— BEGIN —
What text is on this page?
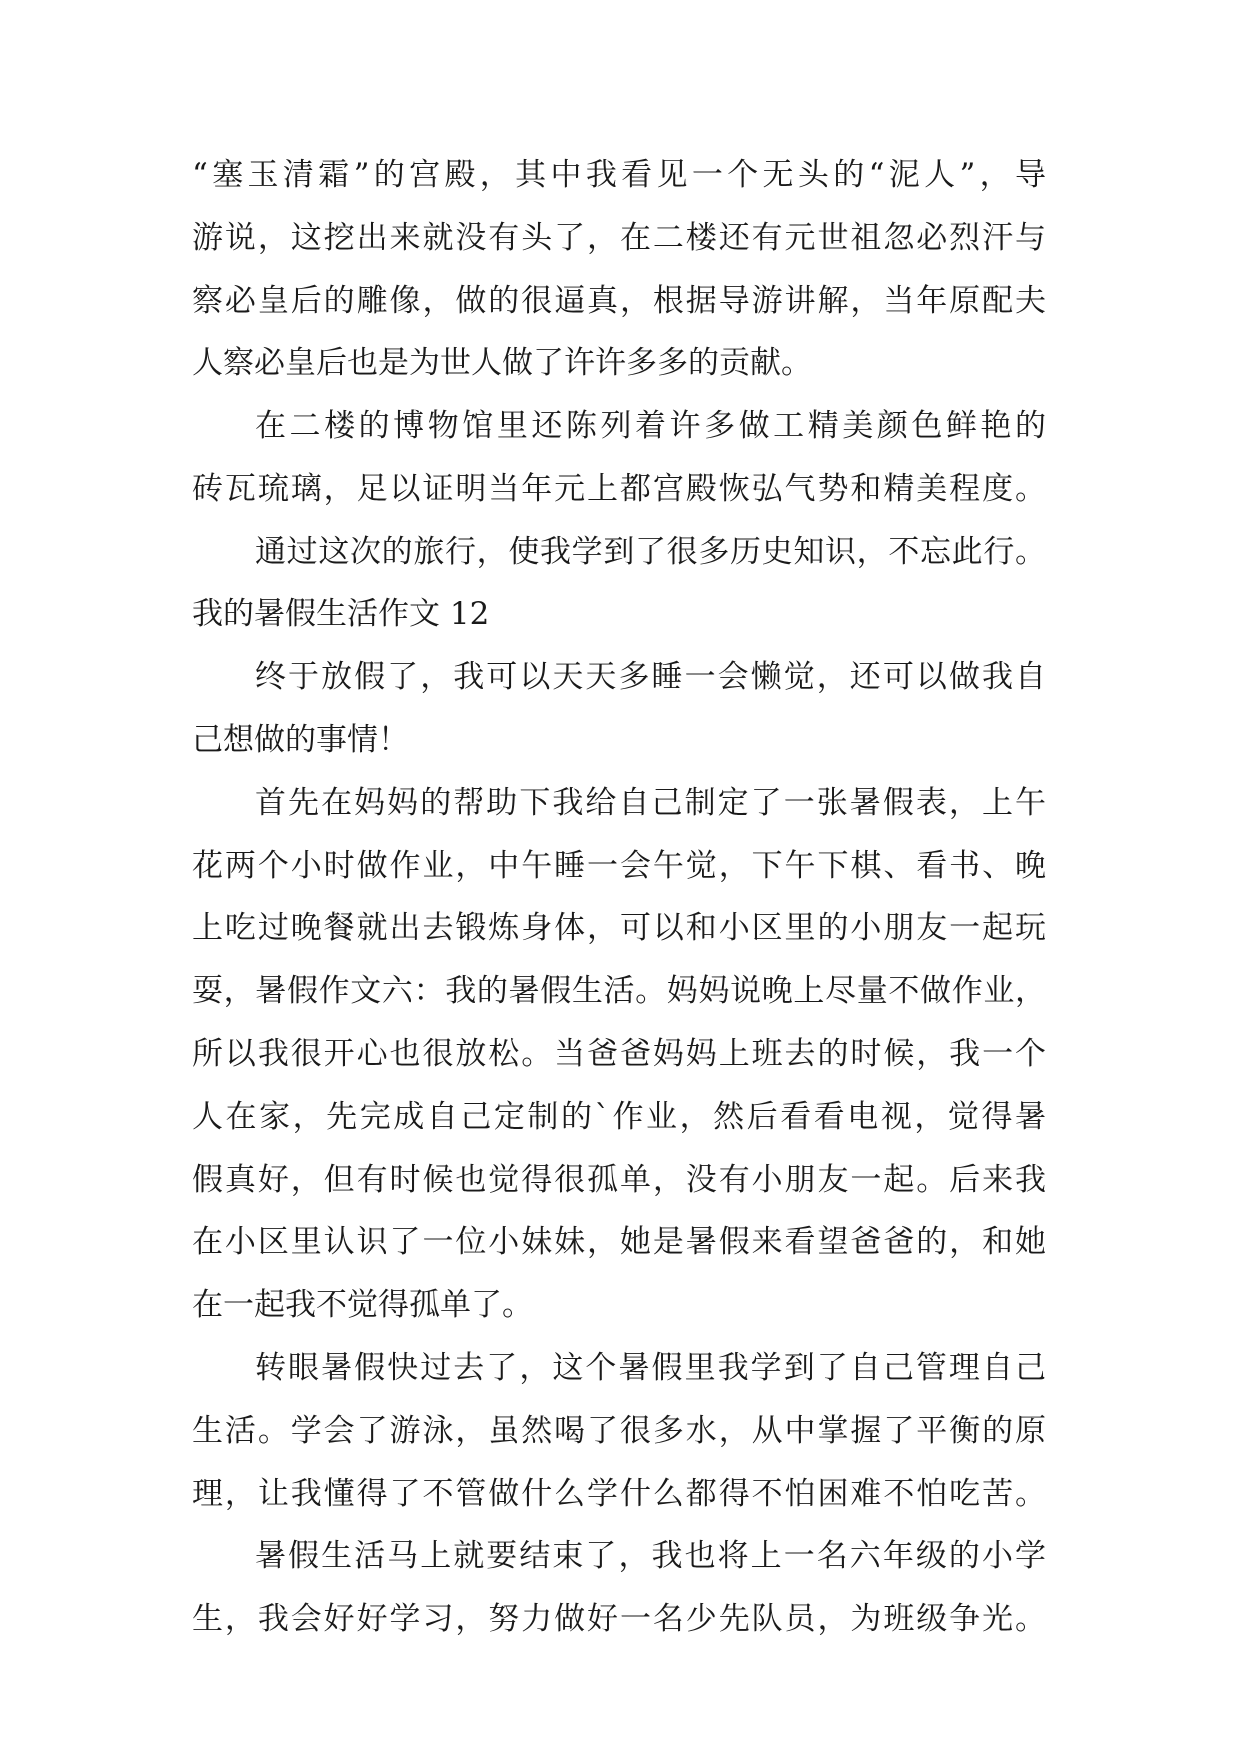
“塞玉清霜”的宫殿，其中我看见一个无头的“泥人”，导
游说，这挖出来就没有头了，在二楼还有元世祖忽必烈汗与
察必皇后的雕像，做的很逼真，根据导游讲解，当年原配夫
人察必皇后也是为世人做了许许多多的贡献。
在二楼的博物馆里还陈列着许多做工精美颜色鲜艳的
砖瓦琉璃，足以证明当年元上都宫殿恢弘气势和精美程度。
通过这次的旅行，使我学到了很多历史知识，不忘此行。
我的暑假生活作文 12
终于放假了，我可以天天多睡一会懒觉，还可以做我自
己想做的事情！
首先在妈妈的帮助下我给自己制定了一张暑假表，上午
花两个小时做作业，中午睡一会午觉，下午下棋、看书、晚
上吃过晚餐就出去锻炼身体，可以和小区里的小朋友一起玩
耍，暑假作文六：我的暑假生活。妈妈说晚上尽量不做作业，
所以我很开心也很放松。当爸爸妈妈上班去的时候，我一个
人在家，先完成自己定制的`作业，然后看看电视，觉得暑
假真好，但有时候也觉得很孤单，没有小朋友一起。后来我
在小区里认识了一位小妹妹，她是暑假来看望爸爸的，和她
在一起我不觉得孤单了。
转眼暑假快过去了，这个暑假里我学到了自己管理自己
生活。学会了游泳，虽然喝了很多水，从中掌握了平衡的原
理，让我懂得了不管做什么学什么都得不怕困难不怕吃苦。
暑假生活马上就要结束了，我也将上一名六年级的小学
生，我会好好学习，努力做好一名少先队员，为班级争光。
— END —
(SET EXERCISE)
Apart from the pictures, the entries above are to be repeated in full and exactly.

(COMPLETE OUTPUT)
What text is on this page?
“塞玉清霜”的宫殿，其中我看见一个无头的“泥人”，导
游说，这挖出来就没有头了，在二楼还有元世祖忽必烈汗与
察必皇后的雕像，做的很逼真，根据导游讲解，当年原配夫
人察必皇后也是为世人做了许许多多的贡献。
在二楼的博物馆里还陈列着许多做工精美颜色鲜艳的
砖瓦琉璃，足以证明当年元上都宫殿恢弘气势和精美程度。
通过这次的旅行，使我学到了很多历史知识，不忘此行。
我的暑假生活作文 12
终于放假了，我可以天天多睡一会懒觉，还可以做我自
己想做的事情！
首先在妈妈的帮助下我给自己制定了一张暑假表，上午
花两个小时做作业，中午睡一会午觉，下午下棋、看书、晚
上吃过晚餐就出去锻炼身体，可以和小区里的小朋友一起玩
耍，暑假作文六：我的暑假生活。妈妈说晚上尽量不做作业，
所以我很开心也很放松。当爸爸妈妈上班去的时候，我一个
人在家，先完成自己定制的`作业，然后看看电视，觉得暑
假真好，但有时候也觉得很孤单，没有小朋友一起。后来我
在小区里认识了一位小妹妹，她是暑假来看望爸爸的，和她
在一起我不觉得孤单了。
转眼暑假快过去了，这个暑假里我学到了自己管理自己
生活。学会了游泳，虽然喝了很多水，从中掌握了平衡的原
理，让我懂得了不管做什么学什么都得不怕困难不怕吃苦。
暑假生活马上就要结束了，我也将上一名六年级的小学
生，我会好好学习，努力做好一名少先队员，为班级争光。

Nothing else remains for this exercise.